Work to do:
Word for word, restate every line of the material.

Extracted information:
══════

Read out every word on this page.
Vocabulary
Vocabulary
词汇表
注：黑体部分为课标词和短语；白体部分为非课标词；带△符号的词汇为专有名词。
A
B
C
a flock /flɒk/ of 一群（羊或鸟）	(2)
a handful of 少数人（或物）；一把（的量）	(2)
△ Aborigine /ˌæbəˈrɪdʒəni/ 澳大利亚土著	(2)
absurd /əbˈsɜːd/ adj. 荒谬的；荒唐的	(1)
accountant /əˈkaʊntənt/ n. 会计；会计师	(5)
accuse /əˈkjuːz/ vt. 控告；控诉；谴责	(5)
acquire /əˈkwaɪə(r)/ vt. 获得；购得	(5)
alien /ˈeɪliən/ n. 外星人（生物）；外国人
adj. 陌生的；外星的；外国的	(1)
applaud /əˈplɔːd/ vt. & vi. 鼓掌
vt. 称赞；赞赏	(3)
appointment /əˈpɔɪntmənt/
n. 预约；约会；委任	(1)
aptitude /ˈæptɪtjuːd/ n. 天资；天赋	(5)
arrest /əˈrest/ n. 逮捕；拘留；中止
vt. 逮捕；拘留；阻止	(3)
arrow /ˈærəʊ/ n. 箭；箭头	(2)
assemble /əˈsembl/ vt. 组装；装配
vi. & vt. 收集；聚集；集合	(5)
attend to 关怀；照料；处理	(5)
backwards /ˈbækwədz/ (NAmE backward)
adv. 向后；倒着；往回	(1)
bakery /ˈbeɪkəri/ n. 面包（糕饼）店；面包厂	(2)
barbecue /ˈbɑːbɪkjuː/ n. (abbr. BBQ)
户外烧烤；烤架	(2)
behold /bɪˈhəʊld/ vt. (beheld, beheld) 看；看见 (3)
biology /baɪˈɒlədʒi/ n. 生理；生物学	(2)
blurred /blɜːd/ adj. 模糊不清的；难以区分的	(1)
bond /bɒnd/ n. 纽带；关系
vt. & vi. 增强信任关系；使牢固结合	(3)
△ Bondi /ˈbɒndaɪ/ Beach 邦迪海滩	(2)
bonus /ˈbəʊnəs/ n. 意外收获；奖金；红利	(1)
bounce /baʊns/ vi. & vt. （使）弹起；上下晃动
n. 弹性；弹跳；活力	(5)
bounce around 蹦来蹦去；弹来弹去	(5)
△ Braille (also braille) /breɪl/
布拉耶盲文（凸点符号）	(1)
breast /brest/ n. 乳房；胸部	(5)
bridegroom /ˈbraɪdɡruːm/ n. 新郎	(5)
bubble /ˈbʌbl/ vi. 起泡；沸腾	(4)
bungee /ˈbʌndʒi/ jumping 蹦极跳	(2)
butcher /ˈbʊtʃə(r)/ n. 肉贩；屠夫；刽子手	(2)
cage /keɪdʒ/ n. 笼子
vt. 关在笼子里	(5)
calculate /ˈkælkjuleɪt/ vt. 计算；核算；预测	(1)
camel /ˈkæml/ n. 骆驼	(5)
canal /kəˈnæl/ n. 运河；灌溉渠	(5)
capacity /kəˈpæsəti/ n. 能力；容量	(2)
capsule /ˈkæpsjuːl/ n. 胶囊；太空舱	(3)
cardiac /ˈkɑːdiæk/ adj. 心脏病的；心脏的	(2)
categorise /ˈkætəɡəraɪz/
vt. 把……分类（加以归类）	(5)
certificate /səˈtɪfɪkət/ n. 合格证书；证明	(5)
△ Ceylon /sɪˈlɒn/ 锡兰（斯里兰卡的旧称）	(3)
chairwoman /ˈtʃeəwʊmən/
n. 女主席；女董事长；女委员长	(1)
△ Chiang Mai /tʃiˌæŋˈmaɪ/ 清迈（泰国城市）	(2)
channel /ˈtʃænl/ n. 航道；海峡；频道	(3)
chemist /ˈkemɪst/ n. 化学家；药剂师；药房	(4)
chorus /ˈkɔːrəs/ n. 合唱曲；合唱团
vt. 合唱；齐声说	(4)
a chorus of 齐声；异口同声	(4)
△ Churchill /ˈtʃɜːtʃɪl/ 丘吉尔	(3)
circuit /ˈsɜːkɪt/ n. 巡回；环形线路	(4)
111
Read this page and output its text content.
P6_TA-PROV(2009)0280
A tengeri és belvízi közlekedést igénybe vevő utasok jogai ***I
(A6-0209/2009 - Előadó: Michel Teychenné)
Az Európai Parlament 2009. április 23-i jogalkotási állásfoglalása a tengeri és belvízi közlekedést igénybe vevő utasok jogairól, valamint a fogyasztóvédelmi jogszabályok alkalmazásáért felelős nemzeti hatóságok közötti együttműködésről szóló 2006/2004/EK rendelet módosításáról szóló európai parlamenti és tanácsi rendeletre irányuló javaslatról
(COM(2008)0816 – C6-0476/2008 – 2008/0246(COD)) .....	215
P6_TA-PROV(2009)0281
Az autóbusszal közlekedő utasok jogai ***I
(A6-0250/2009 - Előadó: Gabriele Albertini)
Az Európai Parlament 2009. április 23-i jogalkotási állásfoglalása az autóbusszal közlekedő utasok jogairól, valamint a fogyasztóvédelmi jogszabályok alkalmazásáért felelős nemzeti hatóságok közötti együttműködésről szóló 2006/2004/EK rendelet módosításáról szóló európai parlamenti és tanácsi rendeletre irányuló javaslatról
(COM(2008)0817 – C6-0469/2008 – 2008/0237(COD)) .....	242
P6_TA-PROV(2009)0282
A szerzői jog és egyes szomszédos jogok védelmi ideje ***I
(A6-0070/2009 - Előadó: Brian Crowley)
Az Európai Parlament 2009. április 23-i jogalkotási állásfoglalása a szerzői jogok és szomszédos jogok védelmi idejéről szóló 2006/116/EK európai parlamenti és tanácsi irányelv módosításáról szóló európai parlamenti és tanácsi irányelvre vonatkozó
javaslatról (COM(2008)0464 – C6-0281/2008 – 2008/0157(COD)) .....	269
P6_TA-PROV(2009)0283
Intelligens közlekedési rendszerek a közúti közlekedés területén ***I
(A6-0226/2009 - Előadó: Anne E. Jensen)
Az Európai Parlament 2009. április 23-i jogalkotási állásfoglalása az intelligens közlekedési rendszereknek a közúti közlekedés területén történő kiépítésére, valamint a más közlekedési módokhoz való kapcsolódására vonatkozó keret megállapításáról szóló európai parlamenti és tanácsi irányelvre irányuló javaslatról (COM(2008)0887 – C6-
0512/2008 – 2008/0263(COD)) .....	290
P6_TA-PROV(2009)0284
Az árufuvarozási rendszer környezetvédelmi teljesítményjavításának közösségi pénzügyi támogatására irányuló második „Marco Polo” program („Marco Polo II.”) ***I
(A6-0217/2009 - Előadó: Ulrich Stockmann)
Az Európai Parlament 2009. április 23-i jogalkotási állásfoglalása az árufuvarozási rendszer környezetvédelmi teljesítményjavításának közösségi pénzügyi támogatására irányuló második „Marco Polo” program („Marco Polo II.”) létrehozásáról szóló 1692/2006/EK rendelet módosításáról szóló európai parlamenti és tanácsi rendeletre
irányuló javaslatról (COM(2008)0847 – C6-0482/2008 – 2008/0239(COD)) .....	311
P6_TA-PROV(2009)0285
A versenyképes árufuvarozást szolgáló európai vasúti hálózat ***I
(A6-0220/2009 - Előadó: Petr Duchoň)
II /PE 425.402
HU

══════

Output for this task:
Read out every word on this page.
Vocabulary
Vocabulary
词汇表
注：黑体部分为课标词和短语；白体部分为非课标词；带△符号的词汇为专有名词。
A
B
C
a flock /flɒk/ of 一群（羊或鸟）	(2)
a handful of 少数人（或物）；一把（的量）	(2)
△ Aborigine /ˌæbəˈrɪdʒəni/ 澳大利亚土著	(2)
absurd /əbˈsɜːd/ adj. 荒谬的；荒唐的	(1)
accountant /əˈkaʊntənt/ n. 会计；会计师	(5)
accuse /əˈkjuːz/ vt. 控告；控诉；谴责	(5)
acquire /əˈkwaɪə(r)/ vt. 获得；购得	(5)
alien /ˈeɪliən/ n. 外星人（生物）；外国人
adj. 陌生的；外星的；外国的	(1)
applaud /əˈplɔːd/ vt. & vi. 鼓掌
vt. 称赞；赞赏	(3)
appointment /əˈpɔɪntmənt/
n. 预约；约会；委任	(1)
aptitude /ˈæptɪtjuːd/ n. 天资；天赋	(5)
arrest /əˈrest/ n. 逮捕；拘留；中止
vt. 逮捕；拘留；阻止	(3)
arrow /ˈærəʊ/ n. 箭；箭头	(2)
assemble /əˈsembl/ vt. 组装；装配
vi. & vt. 收集；聚集；集合	(5)
attend to 关怀；照料；处理	(5)
backwards /ˈbækwədz/ (NAmE backward)
adv. 向后；倒着；往回	(1)
bakery /ˈbeɪkəri/ n. 面包（糕饼）店；面包厂	(2)
barbecue /ˈbɑːbɪkjuː/ n. (abbr. BBQ)
户外烧烤；烤架	(2)
behold /bɪˈhəʊld/ vt. (beheld, beheld) 看；看见 (3)
biology /baɪˈɒlədʒi/ n. 生理；生物学	(2)
blurred /blɜːd/ adj. 模糊不清的；难以区分的	(1)
bond /bɒnd/ n. 纽带；关系
vt. & vi. 增强信任关系；使牢固结合	(3)
△ Bondi /ˈbɒndaɪ/ Beach 邦迪海滩	(2)
bonus /ˈbəʊnəs/ n. 意外收获；奖金；红利	(1)
bounce /baʊns/ vi. & vt. （使）弹起；上下晃动
n. 弹性；弹跳；活力	(5)
bounce around 蹦来蹦去；弹来弹去	(5)
△ Braille (also braille) /breɪl/
布拉耶盲文（凸点符号）	(1)
breast /brest/ n. 乳房；胸部	(5)
bridegroom /ˈbraɪdɡruːm/ n. 新郎	(5)
bubble /ˈbʌbl/ vi. 起泡；沸腾	(4)
bungee /ˈbʌndʒi/ jumping 蹦极跳	(2)
butcher /ˈbʊtʃə(r)/ n. 肉贩；屠夫；刽子手	(2)
cage /keɪdʒ/ n. 笼子
vt. 关在笼子里	(5)
calculate /ˈkælkjuleɪt/ vt. 计算；核算；预测	(1)
camel /ˈkæml/ n. 骆驼	(5)
canal /kəˈnæl/ n. 运河；灌溉渠	(5)
capacity /kəˈpæsəti/ n. 能力；容量	(2)
capsule /ˈkæpsjuːl/ n. 胶囊；太空舱	(3)
cardiac /ˈkɑːdiæk/ adj. 心脏病的；心脏的	(2)
categorise /ˈkætəɡəraɪz/
vt. 把……分类（加以归类）	(5)
certificate /səˈtɪfɪkət/ n. 合格证书；证明	(5)
△ Ceylon /sɪˈlɒn/ 锡兰（斯里兰卡的旧称）	(3)
chairwoman /ˈtʃeəwʊmən/
n. 女主席；女董事长；女委员长	(1)
△ Chiang Mai /tʃiˌæŋˈmaɪ/ 清迈（泰国城市）	(2)
channel /ˈtʃænl/ n. 航道；海峡；频道	(3)
chemist /ˈkemɪst/ n. 化学家；药剂师；药房	(4)
chorus /ˈkɔːrəs/ n. 合唱曲；合唱团
vt. 合唱；齐声说	(4)
a chorus of 齐声；异口同声	(4)
△ Churchill /ˈtʃɜːtʃɪl/ 丘吉尔	(3)
circuit /ˈsɜːkɪt/ n. 巡回；环形线路	(4)
111
Read this page and output its text content.
P6_TA-PROV(2009)0280
A tengeri és belvízi közlekedést igénybe vevő utasok jogai ***I
(A6-0209/2009 - Előadó: Michel Teychenné)
Az Európai Parlament 2009. április 23-i jogalkotási állásfoglalása a tengeri és belvízi közlekedést igénybe vevő utasok jogairól, valamint a fogyasztóvédelmi jogszabályok alkalmazásáért felelős nemzeti hatóságok közötti együttműködésről szóló 2006/2004/EK rendelet módosításáról szóló európai parlamenti és tanácsi rendeletre irányuló javaslatról
(COM(2008)0816 – C6-0476/2008 – 2008/0246(COD)) .....	215
P6_TA-PROV(2009)0281
Az autóbusszal közlekedő utasok jogai ***I
(A6-0250/2009 - Előadó: Gabriele Albertini)
Az Európai Parlament 2009. április 23-i jogalkotási állásfoglalása az autóbusszal közlekedő utasok jogairól, valamint a fogyasztóvédelmi jogszabályok alkalmazásáért felelős nemzeti hatóságok közötti együttműködésről szóló 2006/2004/EK rendelet módosításáról szóló európai parlamenti és tanácsi rendeletre irányuló javaslatról
(COM(2008)0817 – C6-0469/2008 – 2008/0237(COD)) .....	242
P6_TA-PROV(2009)0282
A szerzői jog és egyes szomszédos jogok védelmi ideje ***I
(A6-0070/2009 - Előadó: Brian Crowley)
Az Európai Parlament 2009. április 23-i jogalkotási állásfoglalása a szerzői jogok és szomszédos jogok védelmi idejéről szóló 2006/116/EK európai parlamenti és tanácsi irányelv módosításáról szóló európai parlamenti és tanácsi irányelvre vonatkozó
javaslatról (COM(2008)0464 – C6-0281/2008 – 2008/0157(COD)) .....	269
P6_TA-PROV(2009)0283
Intelligens közlekedési rendszerek a közúti közlekedés területén ***I
(A6-0226/2009 - Előadó: Anne E. Jensen)
Az Európai Parlament 2009. április 23-i jogalkotási állásfoglalása az intelligens közlekedési rendszereknek a közúti közlekedés területén történő kiépítésére, valamint a más közlekedési módokhoz való kapcsolódására vonatkozó keret megállapításáról szóló európai parlamenti és tanácsi irányelvre irányuló javaslatról (COM(2008)0887 – C6-
0512/2008 – 2008/0263(COD)) .....	290
P6_TA-PROV(2009)0284
Az árufuvarozási rendszer környezetvédelmi teljesítményjavításának közösségi pénzügyi támogatására irányuló második „Marco Polo” program („Marco Polo II.”) ***I
(A6-0217/2009 - Előadó: Ulrich Stockmann)
Az Európai Parlament 2009. április 23-i jogalkotási állásfoglalása az árufuvarozási rendszer környezetvédelmi teljesítményjavításának közösségi pénzügyi támogatására irányuló második „Marco Polo” program („Marco Polo II.”) létrehozásáról szóló 1692/2006/EK rendelet módosításáról szóló európai parlamenti és tanácsi rendeletre
irányuló javaslatról (COM(2008)0847 – C6-0482/2008 – 2008/0239(COD)) .....	311
P6_TA-PROV(2009)0285
A versenyképes árufuvarozást szolgáló európai vasúti hálózat ***I
(A6-0220/2009 - Előadó: Petr Duchoň)
II /PE 425.402
HU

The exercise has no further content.